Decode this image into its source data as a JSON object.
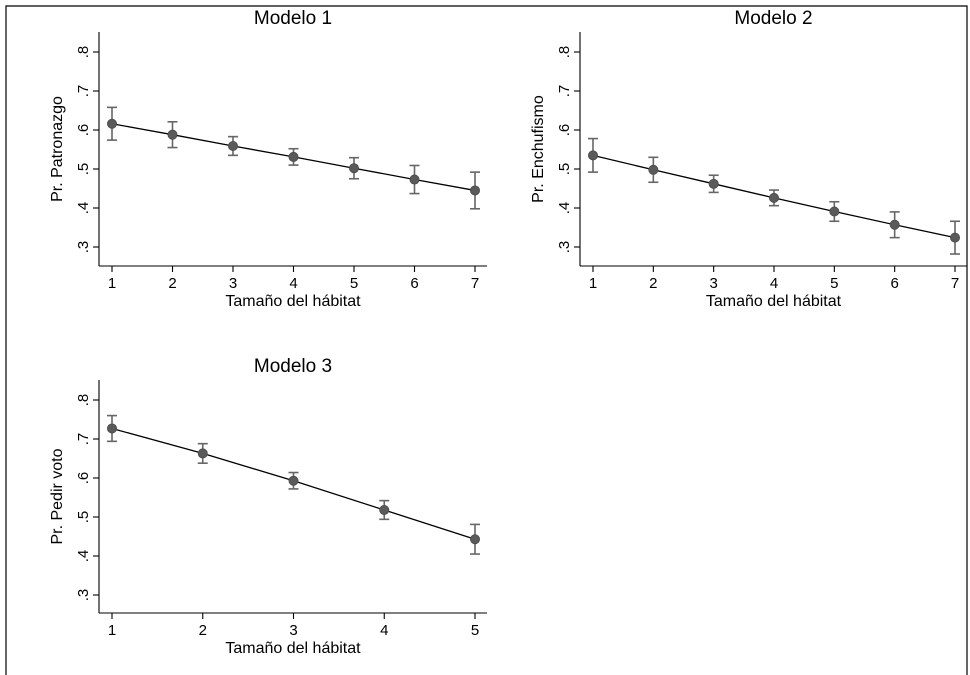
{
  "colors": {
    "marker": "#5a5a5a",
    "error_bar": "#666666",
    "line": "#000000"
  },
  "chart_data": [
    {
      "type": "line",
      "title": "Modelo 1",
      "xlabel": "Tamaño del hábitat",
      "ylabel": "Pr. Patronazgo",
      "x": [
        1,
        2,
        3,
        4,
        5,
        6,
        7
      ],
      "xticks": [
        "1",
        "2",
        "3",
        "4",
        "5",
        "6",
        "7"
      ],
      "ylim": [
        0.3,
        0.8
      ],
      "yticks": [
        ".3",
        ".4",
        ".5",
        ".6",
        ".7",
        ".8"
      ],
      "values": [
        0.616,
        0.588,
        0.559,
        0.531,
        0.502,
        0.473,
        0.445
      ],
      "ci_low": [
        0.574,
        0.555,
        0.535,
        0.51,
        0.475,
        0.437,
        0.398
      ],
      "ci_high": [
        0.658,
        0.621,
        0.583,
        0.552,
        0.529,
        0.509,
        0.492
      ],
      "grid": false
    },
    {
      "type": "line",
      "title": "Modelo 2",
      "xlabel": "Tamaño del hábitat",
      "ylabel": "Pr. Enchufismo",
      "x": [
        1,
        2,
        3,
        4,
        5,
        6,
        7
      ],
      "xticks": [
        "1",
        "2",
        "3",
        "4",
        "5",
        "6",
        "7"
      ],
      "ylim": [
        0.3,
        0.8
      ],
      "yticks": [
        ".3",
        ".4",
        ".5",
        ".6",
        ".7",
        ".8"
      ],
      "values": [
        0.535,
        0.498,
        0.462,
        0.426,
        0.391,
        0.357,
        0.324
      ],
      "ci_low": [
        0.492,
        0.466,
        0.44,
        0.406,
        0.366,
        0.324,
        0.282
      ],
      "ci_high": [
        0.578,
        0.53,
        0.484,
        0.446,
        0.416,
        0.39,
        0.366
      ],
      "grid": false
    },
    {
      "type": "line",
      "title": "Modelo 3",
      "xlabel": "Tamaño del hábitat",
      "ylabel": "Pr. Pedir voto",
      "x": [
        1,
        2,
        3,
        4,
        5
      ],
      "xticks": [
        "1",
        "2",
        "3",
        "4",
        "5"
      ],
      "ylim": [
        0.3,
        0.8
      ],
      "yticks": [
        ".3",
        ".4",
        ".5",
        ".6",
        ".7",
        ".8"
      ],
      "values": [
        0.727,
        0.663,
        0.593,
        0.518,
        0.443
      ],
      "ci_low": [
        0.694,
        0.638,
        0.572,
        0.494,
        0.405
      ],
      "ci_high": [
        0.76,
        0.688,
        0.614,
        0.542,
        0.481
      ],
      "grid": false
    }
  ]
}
☆ ☆ ☆ ☆
Written request - Return each line from the material above exactly, but not the pictures.

Result of the task -
Decode this image into its source data as a JSON object.
{
  "colors": {
    "marker": "#5a5a5a",
    "error_bar": "#666666",
    "line": "#000000"
  },
  "chart_data": [
    {
      "type": "line",
      "title": "Modelo 1",
      "xlabel": "Tamaño del hábitat",
      "ylabel": "Pr. Patronazgo",
      "x": [
        1,
        2,
        3,
        4,
        5,
        6,
        7
      ],
      "xticks": [
        "1",
        "2",
        "3",
        "4",
        "5",
        "6",
        "7"
      ],
      "ylim": [
        0.3,
        0.8
      ],
      "yticks": [
        ".3",
        ".4",
        ".5",
        ".6",
        ".7",
        ".8"
      ],
      "values": [
        0.616,
        0.588,
        0.559,
        0.531,
        0.502,
        0.473,
        0.445
      ],
      "ci_low": [
        0.574,
        0.555,
        0.535,
        0.51,
        0.475,
        0.437,
        0.398
      ],
      "ci_high": [
        0.658,
        0.621,
        0.583,
        0.552,
        0.529,
        0.509,
        0.492
      ],
      "grid": false
    },
    {
      "type": "line",
      "title": "Modelo 2",
      "xlabel": "Tamaño del hábitat",
      "ylabel": "Pr. Enchufismo",
      "x": [
        1,
        2,
        3,
        4,
        5,
        6,
        7
      ],
      "xticks": [
        "1",
        "2",
        "3",
        "4",
        "5",
        "6",
        "7"
      ],
      "ylim": [
        0.3,
        0.8
      ],
      "yticks": [
        ".3",
        ".4",
        ".5",
        ".6",
        ".7",
        ".8"
      ],
      "values": [
        0.535,
        0.498,
        0.462,
        0.426,
        0.391,
        0.357,
        0.324
      ],
      "ci_low": [
        0.492,
        0.466,
        0.44,
        0.406,
        0.366,
        0.324,
        0.282
      ],
      "ci_high": [
        0.578,
        0.53,
        0.484,
        0.446,
        0.416,
        0.39,
        0.366
      ],
      "grid": false
    },
    {
      "type": "line",
      "title": "Modelo 3",
      "xlabel": "Tamaño del hábitat",
      "ylabel": "Pr. Pedir voto",
      "x": [
        1,
        2,
        3,
        4,
        5
      ],
      "xticks": [
        "1",
        "2",
        "3",
        "4",
        "5"
      ],
      "ylim": [
        0.3,
        0.8
      ],
      "yticks": [
        ".3",
        ".4",
        ".5",
        ".6",
        ".7",
        ".8"
      ],
      "values": [
        0.727,
        0.663,
        0.593,
        0.518,
        0.443
      ],
      "ci_low": [
        0.694,
        0.638,
        0.572,
        0.494,
        0.405
      ],
      "ci_high": [
        0.76,
        0.688,
        0.614,
        0.542,
        0.481
      ],
      "grid": false
    }
  ]
}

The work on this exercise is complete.